__SCHRIFTLICHE ANWEISUNG__:
Zählen Sie, wie viele Zeilen der nachstehenden Datensätze die Zeichenfolge „label“ enthalten. Geben Sie ausschließlich die Zahl an.

__DIE EINGABEDATEN__:
-------
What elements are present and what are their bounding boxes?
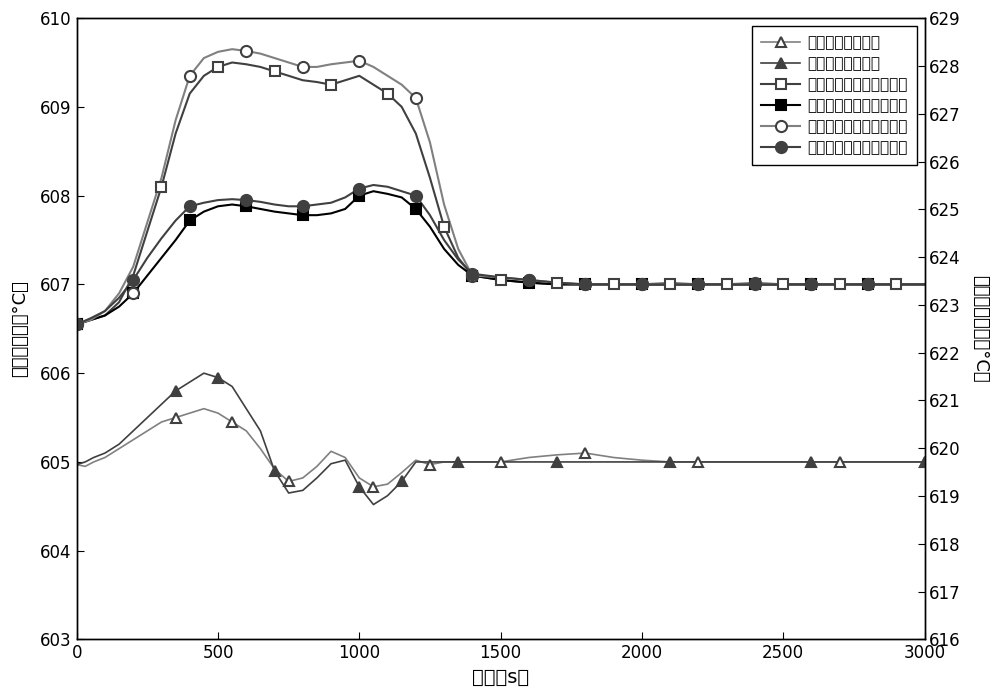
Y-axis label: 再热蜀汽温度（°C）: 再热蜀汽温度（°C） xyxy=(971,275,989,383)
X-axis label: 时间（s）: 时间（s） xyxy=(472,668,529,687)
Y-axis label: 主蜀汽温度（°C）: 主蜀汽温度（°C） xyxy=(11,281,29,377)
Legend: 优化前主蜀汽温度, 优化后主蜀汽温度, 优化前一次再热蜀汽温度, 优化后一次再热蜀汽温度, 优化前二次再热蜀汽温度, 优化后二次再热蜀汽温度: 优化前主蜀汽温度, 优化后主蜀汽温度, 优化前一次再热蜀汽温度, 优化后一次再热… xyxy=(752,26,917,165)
-------
__SCHRIFTLICHE ANTWORT__:
3